[Aim]
Repeat the whole of the data, keeping every detail the same.

[Extracted entries]
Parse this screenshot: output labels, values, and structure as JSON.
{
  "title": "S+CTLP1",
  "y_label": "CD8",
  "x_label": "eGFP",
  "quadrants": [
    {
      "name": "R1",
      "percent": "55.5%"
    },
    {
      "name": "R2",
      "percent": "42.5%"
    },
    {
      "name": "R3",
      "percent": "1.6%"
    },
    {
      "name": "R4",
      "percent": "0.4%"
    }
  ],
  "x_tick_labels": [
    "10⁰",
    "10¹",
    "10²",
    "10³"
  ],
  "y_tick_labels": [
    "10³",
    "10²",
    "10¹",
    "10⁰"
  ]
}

[Expected answer]
Parse this screenshot: output labels, values, and structure as JSON.
{
  "title": "S+CTLP1",
  "y_label": "CD8",
  "x_label": "eGFP",
  "quadrants": [
    {
      "name": "R1",
      "percent": "55.5%"
    },
    {
      "name": "R2",
      "percent": "42.5%"
    },
    {
      "name": "R3",
      "percent": "1.6%"
    },
    {
      "name": "R4",
      "percent": "0.4%"
    }
  ],
  "x_tick_labels": [
    "10⁰",
    "10¹",
    "10²",
    "10³"
  ],
  "y_tick_labels": [
    "10³",
    "10²",
    "10¹",
    "10⁰"
  ]
}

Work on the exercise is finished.